**MATERIAL FOR THIS EXERCISE**
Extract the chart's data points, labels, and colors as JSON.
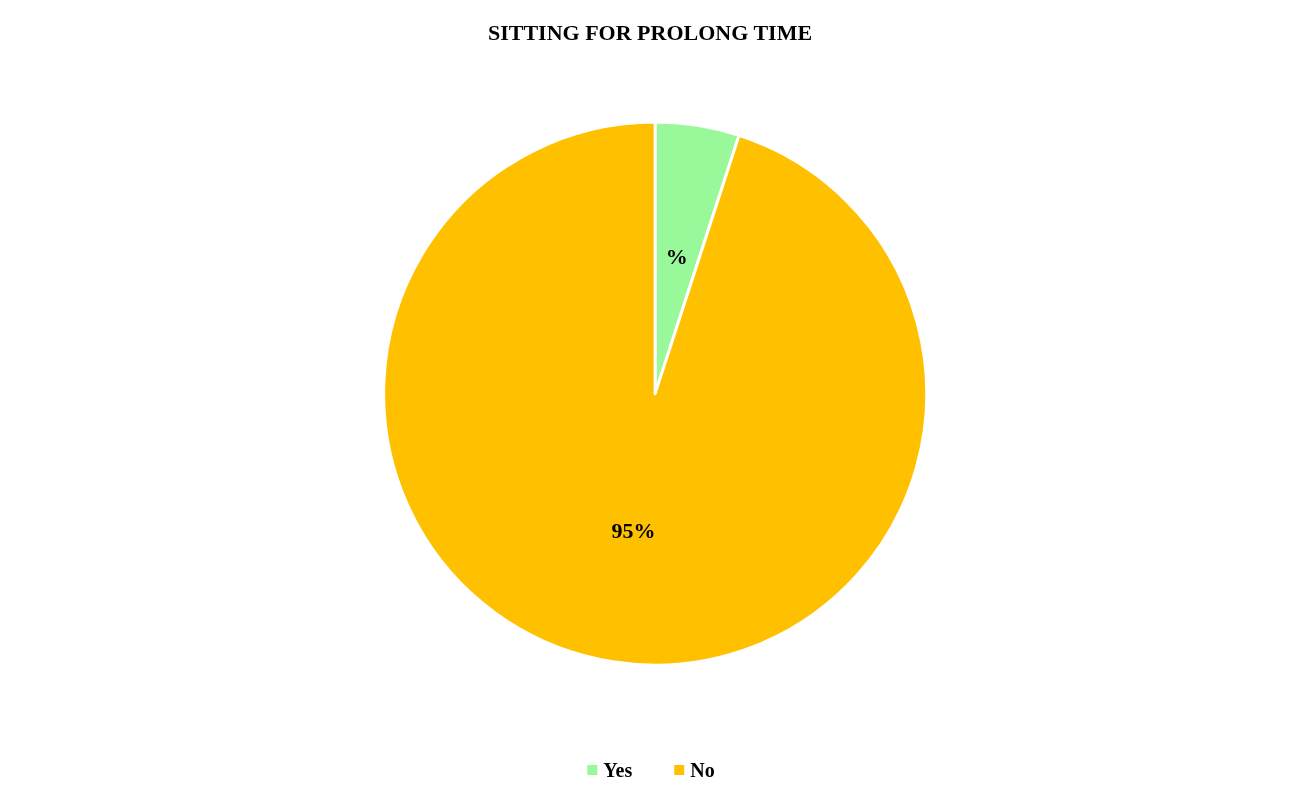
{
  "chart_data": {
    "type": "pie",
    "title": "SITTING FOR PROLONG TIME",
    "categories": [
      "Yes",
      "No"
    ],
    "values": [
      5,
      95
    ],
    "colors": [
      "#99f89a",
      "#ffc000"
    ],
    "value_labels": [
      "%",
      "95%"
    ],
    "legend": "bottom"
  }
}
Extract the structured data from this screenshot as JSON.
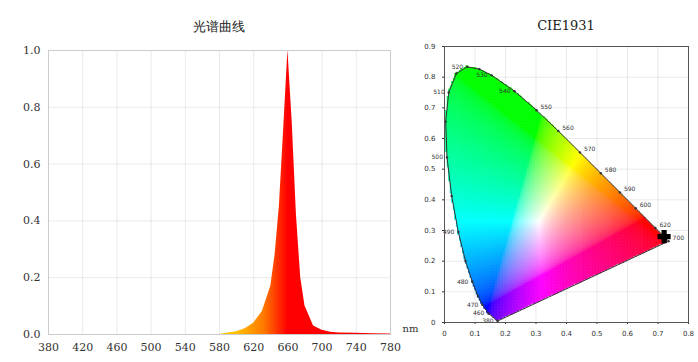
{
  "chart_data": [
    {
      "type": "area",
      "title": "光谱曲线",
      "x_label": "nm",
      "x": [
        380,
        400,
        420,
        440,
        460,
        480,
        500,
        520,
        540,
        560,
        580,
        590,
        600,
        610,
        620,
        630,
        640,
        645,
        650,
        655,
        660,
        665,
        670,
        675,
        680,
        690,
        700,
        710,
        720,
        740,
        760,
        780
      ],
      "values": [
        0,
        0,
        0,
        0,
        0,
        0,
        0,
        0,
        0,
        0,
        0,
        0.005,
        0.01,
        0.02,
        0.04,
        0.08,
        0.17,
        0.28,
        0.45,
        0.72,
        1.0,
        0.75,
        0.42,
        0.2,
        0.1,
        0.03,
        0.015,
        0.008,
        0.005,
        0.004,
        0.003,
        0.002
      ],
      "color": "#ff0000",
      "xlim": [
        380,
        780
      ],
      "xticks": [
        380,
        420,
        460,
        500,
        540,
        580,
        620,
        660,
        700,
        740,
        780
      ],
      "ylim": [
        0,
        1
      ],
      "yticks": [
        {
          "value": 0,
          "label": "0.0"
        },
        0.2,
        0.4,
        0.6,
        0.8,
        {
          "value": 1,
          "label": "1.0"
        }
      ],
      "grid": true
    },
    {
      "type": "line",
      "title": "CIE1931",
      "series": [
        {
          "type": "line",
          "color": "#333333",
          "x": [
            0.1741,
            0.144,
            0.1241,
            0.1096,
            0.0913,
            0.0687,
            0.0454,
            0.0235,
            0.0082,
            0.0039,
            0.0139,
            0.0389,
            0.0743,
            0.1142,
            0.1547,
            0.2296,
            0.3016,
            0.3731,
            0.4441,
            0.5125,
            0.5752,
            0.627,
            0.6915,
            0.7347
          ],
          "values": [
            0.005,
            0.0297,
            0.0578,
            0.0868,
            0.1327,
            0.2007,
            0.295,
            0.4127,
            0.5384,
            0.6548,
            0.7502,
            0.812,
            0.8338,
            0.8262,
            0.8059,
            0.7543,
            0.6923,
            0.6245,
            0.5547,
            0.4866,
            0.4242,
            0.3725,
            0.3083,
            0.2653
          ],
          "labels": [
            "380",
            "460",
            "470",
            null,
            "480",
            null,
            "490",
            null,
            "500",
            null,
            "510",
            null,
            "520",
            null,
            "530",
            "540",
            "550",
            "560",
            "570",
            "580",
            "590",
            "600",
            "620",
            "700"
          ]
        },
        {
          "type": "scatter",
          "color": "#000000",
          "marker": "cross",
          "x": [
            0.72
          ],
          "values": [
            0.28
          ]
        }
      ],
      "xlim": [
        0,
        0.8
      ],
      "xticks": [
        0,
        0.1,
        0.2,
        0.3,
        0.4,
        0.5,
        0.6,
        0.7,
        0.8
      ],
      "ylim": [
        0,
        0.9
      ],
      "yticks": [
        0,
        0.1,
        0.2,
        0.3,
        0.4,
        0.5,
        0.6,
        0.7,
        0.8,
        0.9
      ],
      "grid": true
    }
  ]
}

**TASK REQUIREMENTS**
Without including any pictures, output all the entries above exactly.

**RESULT OF THIS TASK**
Extract the chart's data points, labels, and colors as JSON.
{
  "chart_data": {
    "type": "pie",
    "title": "SITTING FOR PROLONG TIME",
    "categories": [
      "Yes",
      "No"
    ],
    "values": [
      5,
      95
    ],
    "colors": [
      "#99f89a",
      "#ffc000"
    ],
    "value_labels": [
      "%",
      "95%"
    ],
    "legend": "bottom"
  }
}
Extract the structured data from this screenshot as JSON.
{
  "chart_data": [
    {
      "type": "area",
      "title": "光谱曲线",
      "x_label": "nm",
      "x": [
        380,
        400,
        420,
        440,
        460,
        480,
        500,
        520,
        540,
        560,
        580,
        590,
        600,
        610,
        620,
        630,
        640,
        645,
        650,
        655,
        660,
        665,
        670,
        675,
        680,
        690,
        700,
        710,
        720,
        740,
        760,
        780
      ],
      "values": [
        0,
        0,
        0,
        0,
        0,
        0,
        0,
        0,
        0,
        0,
        0,
        0.005,
        0.01,
        0.02,
        0.04,
        0.08,
        0.17,
        0.28,
        0.45,
        0.72,
        1.0,
        0.75,
        0.42,
        0.2,
        0.1,
        0.03,
        0.015,
        0.008,
        0.005,
        0.004,
        0.003,
        0.002
      ],
      "color": "#ff0000",
      "xlim": [
        380,
        780
      ],
      "xticks": [
        380,
        420,
        460,
        500,
        540,
        580,
        620,
        660,
        700,
        740,
        780
      ],
      "ylim": [
        0,
        1
      ],
      "yticks": [
        {
          "value": 0,
          "label": "0.0"
        },
        0.2,
        0.4,
        0.6,
        0.8,
        {
          "value": 1,
          "label": "1.0"
        }
      ],
      "grid": true
    },
    {
      "type": "line",
      "title": "CIE1931",
      "series": [
        {
          "type": "line",
          "color": "#333333",
          "x": [
            0.1741,
            0.144,
            0.1241,
            0.1096,
            0.0913,
            0.0687,
            0.0454,
            0.0235,
            0.0082,
            0.0039,
            0.0139,
            0.0389,
            0.0743,
            0.1142,
            0.1547,
            0.2296,
            0.3016,
            0.3731,
            0.4441,
            0.5125,
            0.5752,
            0.627,
            0.6915,
            0.7347
          ],
          "values": [
            0.005,
            0.0297,
            0.0578,
            0.0868,
            0.1327,
            0.2007,
            0.295,
            0.4127,
            0.5384,
            0.6548,
            0.7502,
            0.812,
            0.8338,
            0.8262,
            0.8059,
            0.7543,
            0.6923,
            0.6245,
            0.5547,
            0.4866,
            0.4242,
            0.3725,
            0.3083,
            0.2653
          ],
          "labels": [
            "380",
            "460",
            "470",
            null,
            "480",
            null,
            "490",
            null,
            "500",
            null,
            "510",
            null,
            "520",
            null,
            "530",
            "540",
            "550",
            "560",
            "570",
            "580",
            "590",
            "600",
            "620",
            "700"
          ]
        },
        {
          "type": "scatter",
          "color": "#000000",
          "marker": "cross",
          "x": [
            0.72
          ],
          "values": [
            0.28
          ]
        }
      ],
      "xlim": [
        0,
        0.8
      ],
      "xticks": [
        0,
        0.1,
        0.2,
        0.3,
        0.4,
        0.5,
        0.6,
        0.7,
        0.8
      ],
      "ylim": [
        0,
        0.9
      ],
      "yticks": [
        0,
        0.1,
        0.2,
        0.3,
        0.4,
        0.5,
        0.6,
        0.7,
        0.8,
        0.9
      ],
      "grid": true
    }
  ]
}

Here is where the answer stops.